:: Record extracts

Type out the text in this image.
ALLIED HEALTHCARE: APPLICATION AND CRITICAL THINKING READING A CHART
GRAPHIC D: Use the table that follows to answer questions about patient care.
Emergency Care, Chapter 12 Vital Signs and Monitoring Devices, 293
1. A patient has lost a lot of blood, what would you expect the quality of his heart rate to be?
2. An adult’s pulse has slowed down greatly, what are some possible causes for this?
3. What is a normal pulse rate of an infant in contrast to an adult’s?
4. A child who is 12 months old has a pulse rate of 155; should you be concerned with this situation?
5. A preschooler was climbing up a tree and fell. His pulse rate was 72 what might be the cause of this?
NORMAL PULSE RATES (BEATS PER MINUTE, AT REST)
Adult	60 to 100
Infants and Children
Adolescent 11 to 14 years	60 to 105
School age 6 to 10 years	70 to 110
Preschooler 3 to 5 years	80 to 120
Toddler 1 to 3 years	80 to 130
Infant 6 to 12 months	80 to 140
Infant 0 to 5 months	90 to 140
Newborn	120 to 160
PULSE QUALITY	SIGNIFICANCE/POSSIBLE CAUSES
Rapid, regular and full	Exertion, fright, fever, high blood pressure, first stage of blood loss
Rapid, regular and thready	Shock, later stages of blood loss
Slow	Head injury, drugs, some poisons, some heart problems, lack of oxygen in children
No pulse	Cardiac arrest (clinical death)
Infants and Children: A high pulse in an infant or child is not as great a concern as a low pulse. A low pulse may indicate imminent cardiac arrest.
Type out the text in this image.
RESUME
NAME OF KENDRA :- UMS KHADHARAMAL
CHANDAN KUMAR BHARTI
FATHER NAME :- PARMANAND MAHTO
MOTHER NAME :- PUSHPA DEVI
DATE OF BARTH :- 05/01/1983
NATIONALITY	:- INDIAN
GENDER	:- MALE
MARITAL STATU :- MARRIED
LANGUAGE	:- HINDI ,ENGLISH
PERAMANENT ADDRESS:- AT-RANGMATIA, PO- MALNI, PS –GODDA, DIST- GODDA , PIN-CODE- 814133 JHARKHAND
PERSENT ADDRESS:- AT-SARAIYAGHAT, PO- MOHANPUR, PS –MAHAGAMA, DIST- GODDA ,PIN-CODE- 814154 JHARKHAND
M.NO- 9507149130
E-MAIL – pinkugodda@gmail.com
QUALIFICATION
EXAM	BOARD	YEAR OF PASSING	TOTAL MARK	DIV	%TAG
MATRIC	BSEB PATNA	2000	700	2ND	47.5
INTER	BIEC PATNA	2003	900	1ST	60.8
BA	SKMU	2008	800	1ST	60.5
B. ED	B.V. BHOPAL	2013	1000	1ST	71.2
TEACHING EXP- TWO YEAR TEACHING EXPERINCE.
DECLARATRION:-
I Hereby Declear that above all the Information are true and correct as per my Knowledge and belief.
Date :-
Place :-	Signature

::::
:: Record extracts

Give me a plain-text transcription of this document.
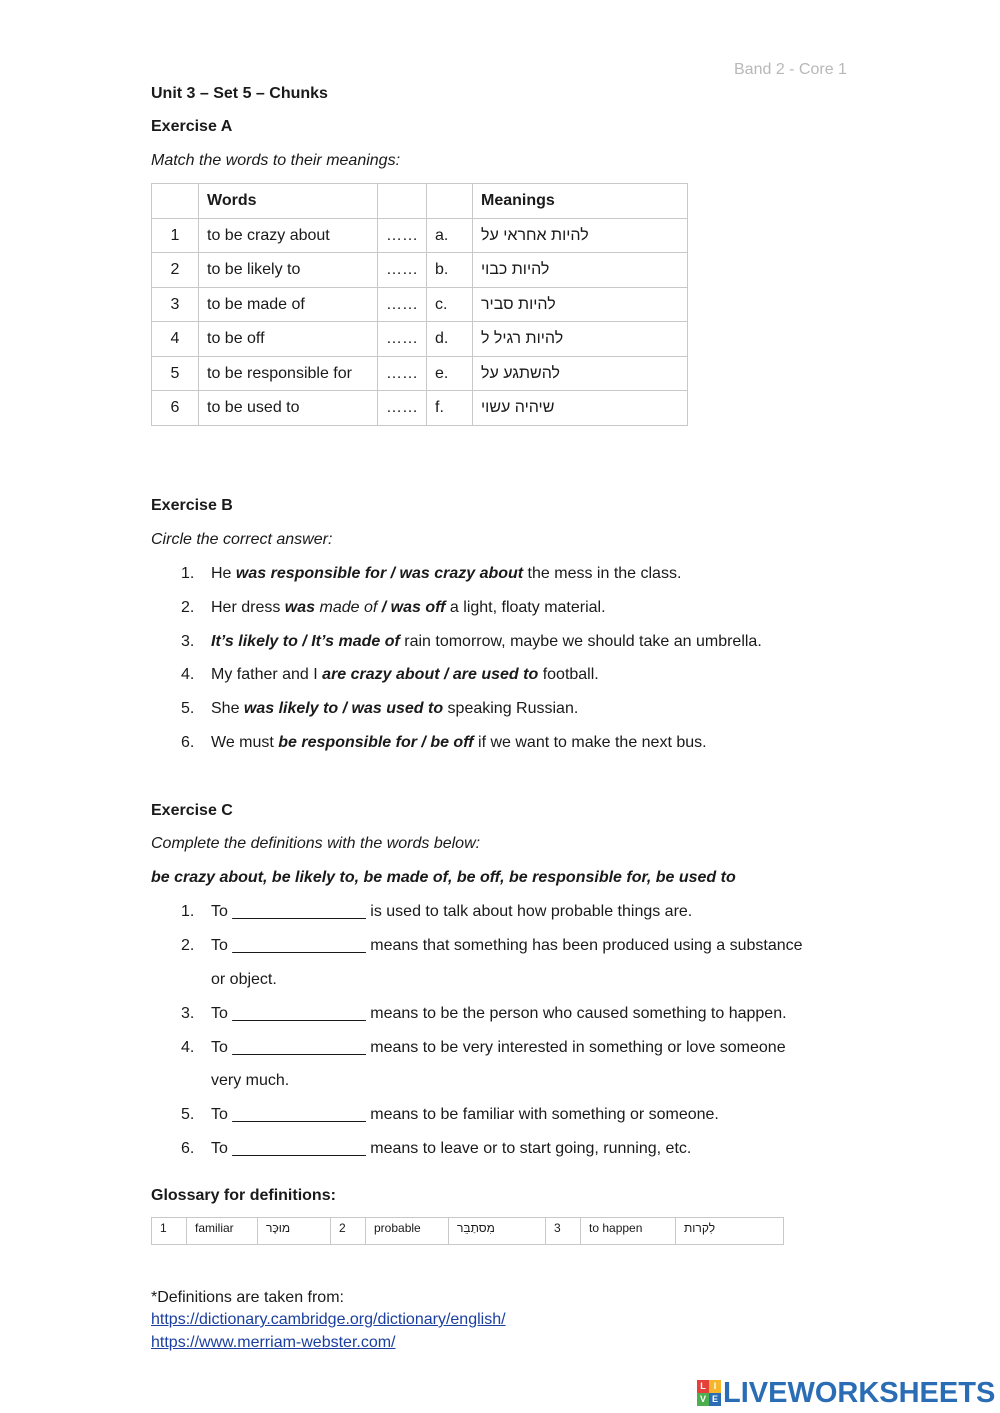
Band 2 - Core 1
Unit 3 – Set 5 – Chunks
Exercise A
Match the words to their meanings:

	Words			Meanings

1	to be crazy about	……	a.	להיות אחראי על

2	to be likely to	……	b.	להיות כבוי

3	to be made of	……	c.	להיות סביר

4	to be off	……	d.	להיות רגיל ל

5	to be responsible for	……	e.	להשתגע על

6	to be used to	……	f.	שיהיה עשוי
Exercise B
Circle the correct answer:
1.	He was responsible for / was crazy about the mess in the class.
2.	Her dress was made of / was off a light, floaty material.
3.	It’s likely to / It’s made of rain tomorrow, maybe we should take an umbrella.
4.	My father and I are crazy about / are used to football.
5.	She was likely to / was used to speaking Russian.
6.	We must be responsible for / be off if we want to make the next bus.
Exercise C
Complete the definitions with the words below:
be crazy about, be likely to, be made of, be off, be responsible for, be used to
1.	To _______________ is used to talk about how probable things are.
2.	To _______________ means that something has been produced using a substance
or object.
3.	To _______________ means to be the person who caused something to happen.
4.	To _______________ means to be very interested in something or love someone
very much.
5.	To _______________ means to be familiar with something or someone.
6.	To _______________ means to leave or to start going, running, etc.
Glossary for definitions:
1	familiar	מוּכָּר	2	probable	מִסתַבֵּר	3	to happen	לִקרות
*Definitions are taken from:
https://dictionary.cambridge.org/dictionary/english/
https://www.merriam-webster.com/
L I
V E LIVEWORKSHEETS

::::
:: Record extracts

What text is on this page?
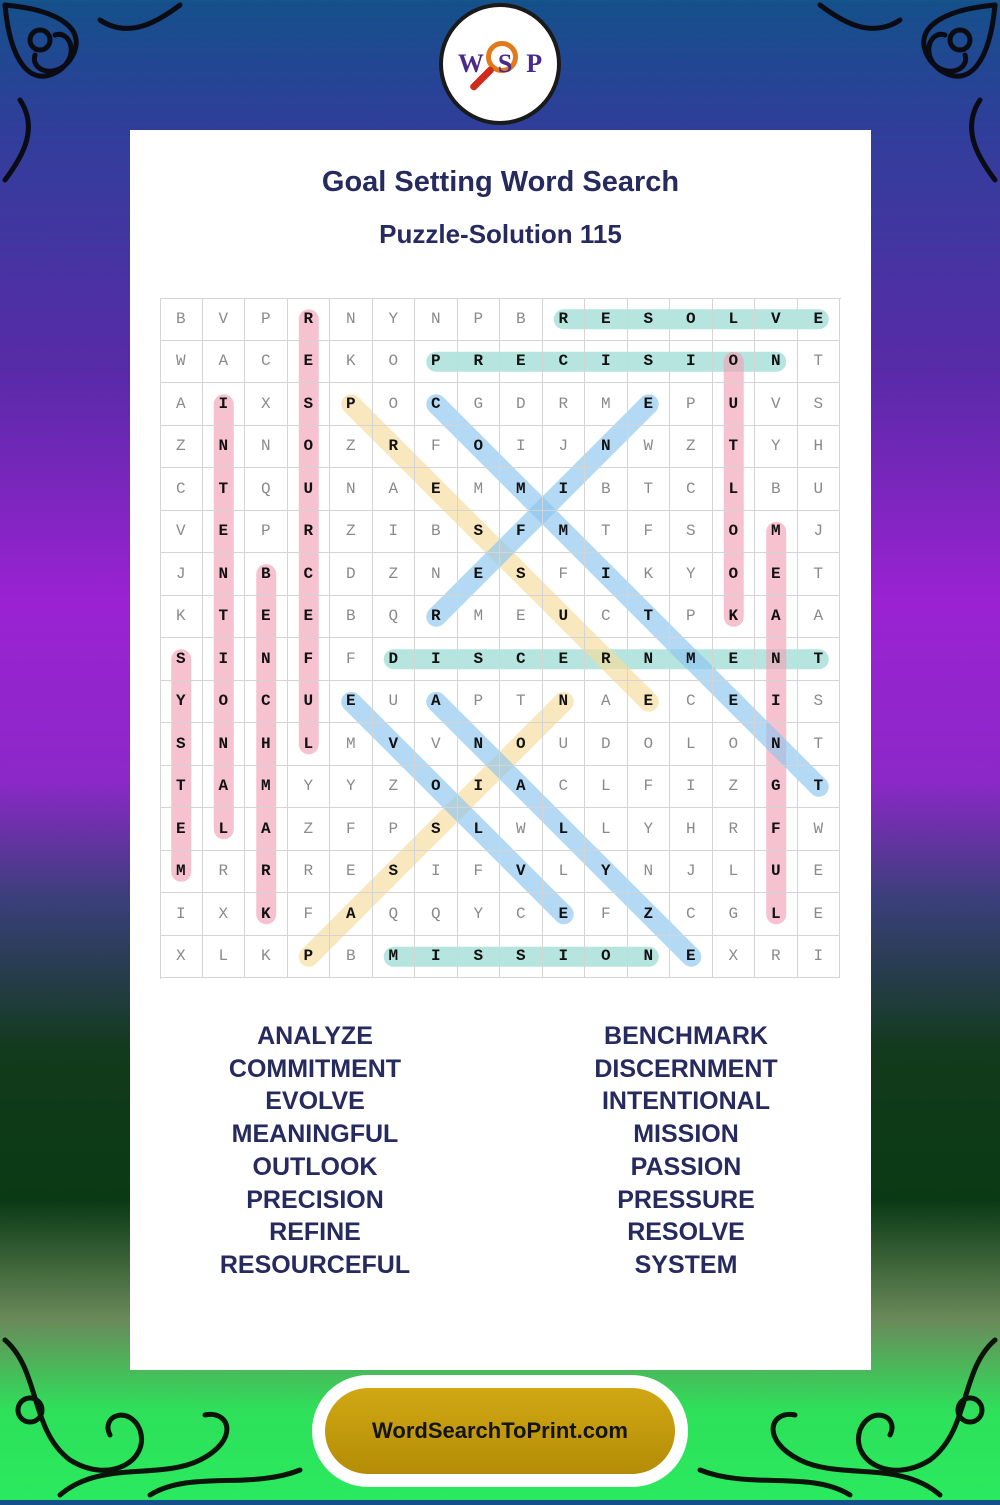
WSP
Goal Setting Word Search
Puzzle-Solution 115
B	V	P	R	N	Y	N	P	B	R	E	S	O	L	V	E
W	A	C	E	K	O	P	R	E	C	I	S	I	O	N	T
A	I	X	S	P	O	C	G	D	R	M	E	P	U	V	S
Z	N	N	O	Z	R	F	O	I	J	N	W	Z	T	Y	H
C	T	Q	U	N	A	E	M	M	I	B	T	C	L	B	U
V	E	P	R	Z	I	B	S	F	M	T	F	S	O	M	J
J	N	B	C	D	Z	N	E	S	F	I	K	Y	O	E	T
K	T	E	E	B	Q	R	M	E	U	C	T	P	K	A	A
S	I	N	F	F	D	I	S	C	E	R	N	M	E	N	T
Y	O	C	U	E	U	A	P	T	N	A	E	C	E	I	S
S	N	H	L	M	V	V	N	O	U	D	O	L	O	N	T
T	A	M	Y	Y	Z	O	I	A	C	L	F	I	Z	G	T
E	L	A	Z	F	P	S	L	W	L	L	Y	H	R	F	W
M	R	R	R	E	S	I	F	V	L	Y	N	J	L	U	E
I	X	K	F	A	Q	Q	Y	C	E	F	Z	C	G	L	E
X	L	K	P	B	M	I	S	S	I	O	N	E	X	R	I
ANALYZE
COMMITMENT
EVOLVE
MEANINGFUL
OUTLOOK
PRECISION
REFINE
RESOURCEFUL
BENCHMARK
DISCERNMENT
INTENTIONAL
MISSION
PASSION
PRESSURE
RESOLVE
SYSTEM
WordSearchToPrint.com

::::

* Written exercise: Look through the data above. Copy every line with the string "PATNA" in it.

* Task answer:
MATRIC	BSEB PATNA	2000	700	2ND	47.5
INTER	BIEC PATNA	2003	900	1ST	60.8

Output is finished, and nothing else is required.